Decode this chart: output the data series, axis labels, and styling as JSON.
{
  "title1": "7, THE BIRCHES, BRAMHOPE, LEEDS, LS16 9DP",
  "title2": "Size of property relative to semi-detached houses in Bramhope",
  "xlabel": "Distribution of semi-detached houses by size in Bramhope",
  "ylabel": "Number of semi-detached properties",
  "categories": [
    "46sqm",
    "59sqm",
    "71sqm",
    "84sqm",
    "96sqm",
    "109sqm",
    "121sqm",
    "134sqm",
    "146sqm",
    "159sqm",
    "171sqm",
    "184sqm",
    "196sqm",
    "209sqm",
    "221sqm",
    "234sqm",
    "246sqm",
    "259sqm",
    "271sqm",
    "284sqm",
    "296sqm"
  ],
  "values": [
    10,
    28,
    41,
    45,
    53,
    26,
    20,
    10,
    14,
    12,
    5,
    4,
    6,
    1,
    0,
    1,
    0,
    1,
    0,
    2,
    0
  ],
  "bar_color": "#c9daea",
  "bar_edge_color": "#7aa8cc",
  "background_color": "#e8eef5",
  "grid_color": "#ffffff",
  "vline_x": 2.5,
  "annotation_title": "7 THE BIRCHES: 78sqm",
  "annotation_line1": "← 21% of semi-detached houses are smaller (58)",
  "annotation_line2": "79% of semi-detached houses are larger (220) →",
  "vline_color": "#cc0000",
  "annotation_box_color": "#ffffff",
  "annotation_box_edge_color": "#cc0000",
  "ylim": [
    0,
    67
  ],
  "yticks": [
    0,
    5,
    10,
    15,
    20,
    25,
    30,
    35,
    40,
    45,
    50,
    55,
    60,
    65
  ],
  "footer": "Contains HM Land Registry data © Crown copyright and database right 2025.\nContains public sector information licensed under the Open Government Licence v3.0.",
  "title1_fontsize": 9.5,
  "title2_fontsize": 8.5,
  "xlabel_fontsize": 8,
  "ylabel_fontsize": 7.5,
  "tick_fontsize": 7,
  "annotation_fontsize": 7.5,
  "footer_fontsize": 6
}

+ + + + + + +

What needs to be done:
In the listing above, find each line with the word "houses" and copy it.

Response below:
  "title2": "Size of property relative to semi-detached houses in Bramhope",
  "xlabel": "Distribution of semi-detached houses by size in Bramhope",
  "annotation_line1": "← 21% of semi-detached houses are smaller (58)",
  "annotation_line2": "79% of semi-detached houses are larger (220) →",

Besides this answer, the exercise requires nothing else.